(Records that describe figures)
-=-=-
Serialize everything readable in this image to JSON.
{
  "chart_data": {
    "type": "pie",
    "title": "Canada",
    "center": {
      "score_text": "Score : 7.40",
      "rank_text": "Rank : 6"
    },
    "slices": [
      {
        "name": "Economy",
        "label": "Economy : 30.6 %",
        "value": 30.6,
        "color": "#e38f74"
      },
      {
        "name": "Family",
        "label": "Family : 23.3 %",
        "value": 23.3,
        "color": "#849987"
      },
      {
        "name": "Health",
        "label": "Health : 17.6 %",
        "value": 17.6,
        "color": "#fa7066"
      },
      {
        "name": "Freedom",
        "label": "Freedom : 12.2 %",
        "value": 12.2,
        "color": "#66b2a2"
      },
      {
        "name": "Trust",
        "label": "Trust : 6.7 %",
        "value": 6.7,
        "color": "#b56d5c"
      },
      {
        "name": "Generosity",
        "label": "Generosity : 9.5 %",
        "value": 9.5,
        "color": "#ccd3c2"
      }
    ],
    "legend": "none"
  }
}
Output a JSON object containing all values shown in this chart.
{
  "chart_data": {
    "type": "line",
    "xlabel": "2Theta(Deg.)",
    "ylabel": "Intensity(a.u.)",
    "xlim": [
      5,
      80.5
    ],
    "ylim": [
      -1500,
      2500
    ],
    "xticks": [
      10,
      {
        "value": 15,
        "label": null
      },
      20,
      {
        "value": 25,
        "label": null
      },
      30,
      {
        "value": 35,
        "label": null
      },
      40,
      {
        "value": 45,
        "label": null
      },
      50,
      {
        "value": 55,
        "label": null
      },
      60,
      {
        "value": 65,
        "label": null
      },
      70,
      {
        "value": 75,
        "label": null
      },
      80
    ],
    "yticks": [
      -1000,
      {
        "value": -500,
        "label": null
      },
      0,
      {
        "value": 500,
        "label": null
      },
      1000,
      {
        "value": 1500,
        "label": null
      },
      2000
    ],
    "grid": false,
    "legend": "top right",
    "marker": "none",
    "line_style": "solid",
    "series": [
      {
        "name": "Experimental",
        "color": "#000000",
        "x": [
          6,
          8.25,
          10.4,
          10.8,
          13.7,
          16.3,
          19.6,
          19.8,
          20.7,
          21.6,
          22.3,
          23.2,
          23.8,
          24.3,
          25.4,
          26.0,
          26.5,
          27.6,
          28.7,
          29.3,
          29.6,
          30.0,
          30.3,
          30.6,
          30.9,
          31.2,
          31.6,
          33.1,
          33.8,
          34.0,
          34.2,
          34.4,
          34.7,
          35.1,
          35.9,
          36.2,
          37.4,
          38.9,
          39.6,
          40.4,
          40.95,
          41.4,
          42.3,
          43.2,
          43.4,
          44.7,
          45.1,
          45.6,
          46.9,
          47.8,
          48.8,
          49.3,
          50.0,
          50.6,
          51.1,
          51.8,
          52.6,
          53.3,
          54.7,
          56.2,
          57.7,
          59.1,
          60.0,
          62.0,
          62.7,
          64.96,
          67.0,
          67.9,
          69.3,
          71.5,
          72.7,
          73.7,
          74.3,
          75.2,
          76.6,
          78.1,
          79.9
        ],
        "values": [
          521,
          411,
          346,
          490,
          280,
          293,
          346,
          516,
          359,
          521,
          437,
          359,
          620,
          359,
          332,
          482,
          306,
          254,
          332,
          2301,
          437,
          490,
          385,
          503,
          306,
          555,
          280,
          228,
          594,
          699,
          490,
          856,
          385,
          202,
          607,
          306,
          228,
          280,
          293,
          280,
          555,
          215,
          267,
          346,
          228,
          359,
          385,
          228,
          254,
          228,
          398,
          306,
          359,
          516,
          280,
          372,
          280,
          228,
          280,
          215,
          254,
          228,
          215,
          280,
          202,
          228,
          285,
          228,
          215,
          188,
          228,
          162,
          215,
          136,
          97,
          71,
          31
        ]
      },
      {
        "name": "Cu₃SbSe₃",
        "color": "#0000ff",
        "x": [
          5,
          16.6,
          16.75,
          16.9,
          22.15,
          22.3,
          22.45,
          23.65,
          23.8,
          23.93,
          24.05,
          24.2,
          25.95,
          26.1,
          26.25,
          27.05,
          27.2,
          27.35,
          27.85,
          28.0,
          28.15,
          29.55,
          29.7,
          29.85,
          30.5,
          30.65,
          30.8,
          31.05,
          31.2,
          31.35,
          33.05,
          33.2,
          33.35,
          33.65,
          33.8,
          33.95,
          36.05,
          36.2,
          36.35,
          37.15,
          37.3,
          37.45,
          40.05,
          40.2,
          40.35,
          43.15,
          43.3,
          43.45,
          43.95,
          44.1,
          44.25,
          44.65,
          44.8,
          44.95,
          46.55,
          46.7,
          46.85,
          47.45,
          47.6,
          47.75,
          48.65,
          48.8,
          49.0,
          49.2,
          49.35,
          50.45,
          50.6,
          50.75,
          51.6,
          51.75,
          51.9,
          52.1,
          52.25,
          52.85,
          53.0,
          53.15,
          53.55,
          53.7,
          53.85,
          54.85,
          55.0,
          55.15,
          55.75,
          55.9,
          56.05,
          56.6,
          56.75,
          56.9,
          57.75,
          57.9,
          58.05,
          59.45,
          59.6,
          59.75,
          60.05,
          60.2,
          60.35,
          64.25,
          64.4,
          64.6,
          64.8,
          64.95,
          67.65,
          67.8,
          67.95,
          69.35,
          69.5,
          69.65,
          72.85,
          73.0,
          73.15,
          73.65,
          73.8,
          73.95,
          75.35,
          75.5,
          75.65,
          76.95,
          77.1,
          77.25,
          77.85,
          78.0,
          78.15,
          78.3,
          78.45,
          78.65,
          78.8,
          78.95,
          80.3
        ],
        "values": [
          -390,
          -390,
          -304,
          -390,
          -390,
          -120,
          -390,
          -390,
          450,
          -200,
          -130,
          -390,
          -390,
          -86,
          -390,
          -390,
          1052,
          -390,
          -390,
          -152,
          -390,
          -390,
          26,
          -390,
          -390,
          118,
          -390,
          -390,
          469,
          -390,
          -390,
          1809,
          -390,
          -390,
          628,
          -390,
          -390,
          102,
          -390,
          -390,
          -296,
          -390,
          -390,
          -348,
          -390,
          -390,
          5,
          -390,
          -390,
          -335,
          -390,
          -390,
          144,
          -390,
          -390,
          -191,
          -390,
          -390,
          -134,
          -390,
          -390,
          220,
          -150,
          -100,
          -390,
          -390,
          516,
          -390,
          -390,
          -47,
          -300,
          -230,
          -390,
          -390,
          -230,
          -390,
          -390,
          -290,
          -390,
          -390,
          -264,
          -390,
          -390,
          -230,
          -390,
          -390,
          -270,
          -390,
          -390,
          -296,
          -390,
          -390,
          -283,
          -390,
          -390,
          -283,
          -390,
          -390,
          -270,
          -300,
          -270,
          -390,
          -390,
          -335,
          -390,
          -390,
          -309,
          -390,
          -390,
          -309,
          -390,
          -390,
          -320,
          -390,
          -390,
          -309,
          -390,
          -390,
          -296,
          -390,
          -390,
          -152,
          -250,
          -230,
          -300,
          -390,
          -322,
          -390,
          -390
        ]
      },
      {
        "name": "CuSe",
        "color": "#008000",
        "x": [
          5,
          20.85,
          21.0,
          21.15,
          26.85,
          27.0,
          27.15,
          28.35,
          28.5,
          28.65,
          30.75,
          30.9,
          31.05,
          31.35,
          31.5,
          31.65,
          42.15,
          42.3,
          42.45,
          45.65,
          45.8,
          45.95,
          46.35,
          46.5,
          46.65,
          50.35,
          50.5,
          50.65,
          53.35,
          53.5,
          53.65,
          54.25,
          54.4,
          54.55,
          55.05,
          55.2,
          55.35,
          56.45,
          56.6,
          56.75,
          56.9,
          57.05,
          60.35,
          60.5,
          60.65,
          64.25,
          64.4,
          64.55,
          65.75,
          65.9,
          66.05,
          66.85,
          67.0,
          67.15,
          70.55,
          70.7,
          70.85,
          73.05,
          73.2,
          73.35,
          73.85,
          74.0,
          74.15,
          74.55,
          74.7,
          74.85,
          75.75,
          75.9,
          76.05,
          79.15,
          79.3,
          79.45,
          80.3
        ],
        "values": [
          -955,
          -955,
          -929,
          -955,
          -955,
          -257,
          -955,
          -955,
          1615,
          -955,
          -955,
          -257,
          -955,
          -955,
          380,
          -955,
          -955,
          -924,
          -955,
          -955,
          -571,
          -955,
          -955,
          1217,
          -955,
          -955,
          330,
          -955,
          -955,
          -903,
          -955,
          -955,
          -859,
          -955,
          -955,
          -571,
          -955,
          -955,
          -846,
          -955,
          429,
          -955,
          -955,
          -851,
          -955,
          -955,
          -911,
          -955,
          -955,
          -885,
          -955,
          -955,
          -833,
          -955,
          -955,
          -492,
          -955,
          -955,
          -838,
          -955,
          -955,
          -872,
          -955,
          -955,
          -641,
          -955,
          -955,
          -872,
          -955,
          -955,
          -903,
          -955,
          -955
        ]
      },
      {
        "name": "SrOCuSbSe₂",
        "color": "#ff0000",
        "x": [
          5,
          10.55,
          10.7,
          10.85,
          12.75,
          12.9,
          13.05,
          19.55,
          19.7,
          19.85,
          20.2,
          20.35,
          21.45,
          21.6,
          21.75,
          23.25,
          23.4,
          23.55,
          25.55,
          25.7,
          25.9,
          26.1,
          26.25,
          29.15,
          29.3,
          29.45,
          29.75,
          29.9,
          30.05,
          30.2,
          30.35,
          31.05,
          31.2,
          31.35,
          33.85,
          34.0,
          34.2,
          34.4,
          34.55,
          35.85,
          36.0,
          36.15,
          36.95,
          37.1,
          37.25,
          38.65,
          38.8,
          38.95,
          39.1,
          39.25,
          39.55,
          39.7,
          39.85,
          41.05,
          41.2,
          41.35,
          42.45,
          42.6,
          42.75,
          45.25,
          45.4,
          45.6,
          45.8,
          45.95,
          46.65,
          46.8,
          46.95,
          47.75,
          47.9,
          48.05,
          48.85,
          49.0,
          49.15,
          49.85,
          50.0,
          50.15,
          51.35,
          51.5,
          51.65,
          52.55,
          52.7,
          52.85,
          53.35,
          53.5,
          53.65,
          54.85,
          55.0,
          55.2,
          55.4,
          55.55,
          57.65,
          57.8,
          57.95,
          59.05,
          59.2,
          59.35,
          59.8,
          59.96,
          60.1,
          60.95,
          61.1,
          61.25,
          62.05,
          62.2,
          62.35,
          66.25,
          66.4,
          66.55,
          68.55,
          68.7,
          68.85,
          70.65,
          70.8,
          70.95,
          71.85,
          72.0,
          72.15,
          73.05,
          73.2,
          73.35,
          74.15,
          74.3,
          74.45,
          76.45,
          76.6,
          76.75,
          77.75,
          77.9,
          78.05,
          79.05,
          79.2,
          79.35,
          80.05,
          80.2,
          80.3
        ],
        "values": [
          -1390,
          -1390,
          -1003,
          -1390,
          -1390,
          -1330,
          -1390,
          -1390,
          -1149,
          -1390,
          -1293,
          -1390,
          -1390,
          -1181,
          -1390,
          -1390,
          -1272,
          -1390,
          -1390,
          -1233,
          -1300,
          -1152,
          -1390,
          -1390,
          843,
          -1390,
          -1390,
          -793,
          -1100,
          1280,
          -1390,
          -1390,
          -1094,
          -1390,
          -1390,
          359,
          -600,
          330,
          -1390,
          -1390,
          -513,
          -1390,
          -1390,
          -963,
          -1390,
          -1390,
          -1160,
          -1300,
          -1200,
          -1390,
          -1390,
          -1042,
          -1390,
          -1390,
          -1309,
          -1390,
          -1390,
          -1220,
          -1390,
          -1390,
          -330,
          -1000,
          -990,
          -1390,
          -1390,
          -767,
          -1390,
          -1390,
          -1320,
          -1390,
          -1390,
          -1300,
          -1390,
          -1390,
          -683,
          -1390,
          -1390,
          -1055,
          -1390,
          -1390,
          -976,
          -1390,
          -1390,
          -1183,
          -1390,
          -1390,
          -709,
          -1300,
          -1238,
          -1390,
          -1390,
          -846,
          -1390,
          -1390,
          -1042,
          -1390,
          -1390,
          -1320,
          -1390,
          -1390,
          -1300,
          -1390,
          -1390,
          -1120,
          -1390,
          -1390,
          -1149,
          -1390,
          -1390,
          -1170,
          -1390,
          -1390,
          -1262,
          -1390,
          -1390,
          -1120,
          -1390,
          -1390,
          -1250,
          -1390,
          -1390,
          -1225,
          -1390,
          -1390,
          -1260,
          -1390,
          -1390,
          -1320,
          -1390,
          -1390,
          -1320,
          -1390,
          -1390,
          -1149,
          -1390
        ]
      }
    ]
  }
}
-=-=-
--- Directive ---
Copy every line from the entries that contains the word "name".

--- Exercise output ---
        "name": "Economy",
        "name": "Family",
        "name": "Health",
        "name": "Freedom",
        "name": "Trust",
        "name": "Generosity",
        "name": "Experimental",
        "name": "Cu₃SbSe₃",
        "name": "CuSe",
        "name": "SrOCuSbSe₂",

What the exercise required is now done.